Copy every line of the following data that includes the string "MUHAMMAD".

━━━

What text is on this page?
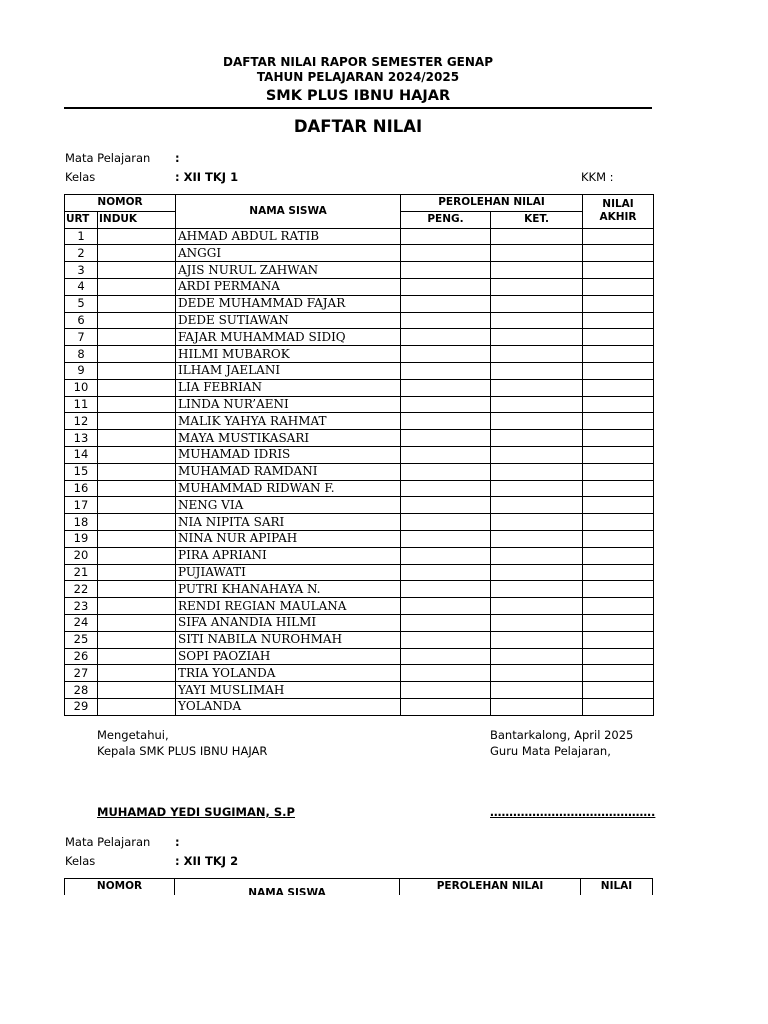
DAFTAR NILAI RAPOR SEMESTER GENAP
TAHUN PELAJARAN 2024/2025
SMK PLUS IBNU HAJAR
DAFTAR NILAI
Mata Pelajaran :
Kelas	: XII TKJ 1	KKM :
NOMOR		NAMA SISWA	PEROLEHAN NILAI		NILAI
AKHIR
URT	INDUK		PENG.	KET.	
1		AHMAD ABDUL RATIB			
2		ANGGI			
3		AJIS NURUL ZAHWAN			
4		ARDI PERMANA			
5		DEDE MUHAMMAD FAJAR			
6		DEDE SUTIAWAN			
7		FAJAR MUHAMMAD SIDIQ			
8		HILMI MUBAROK			
9		ILHAM JAELANI			
10		LIA FEBRIAN			
11		LINDA NUR’AENI			
12		MALIK YAHYA RAHMAT			
13		MAYA MUSTIKASARI			
14		MUHAMAD IDRIS			
15		MUHAMAD RAMDANI			
16		MUHAMMAD RIDWAN F.			
17		NENG VIA			
18		NIA NIPITA SARI			
19		NINA NUR APIPAH			
20		PIRA APRIANI			
21		PUJIAWATI			
22		PUTRI KHANAHAYA N.			
23		RENDI REGIAN MAULANA			
24		SIFA ANANDIA HILMI			
25		SITI NABILA NUROHMAH			
26		SOPI PAOZIAH			
27		TRIA YOLANDA			
28		YAYI MUSLIMAH			
29		YOLANDA			
Mengetahui,
Kepala SMK PLUS IBNU HAJAR
Bantarkalong, April 2025
Guru Mata Pelajaran,
MUHAMAD YEDI SUGIMAN, S.P	…………………………………….
Mata Pelajaran :
Kelas	: XII TKJ 2
NOMOR
NAMA SISWA
PEROLEHAN NILAI	NILAI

━━━

### Answer to the exercise
5		DEDE MUHAMMAD FAJAR			
7		FAJAR MUHAMMAD SIDIQ			
16		MUHAMMAD RIDWAN F.			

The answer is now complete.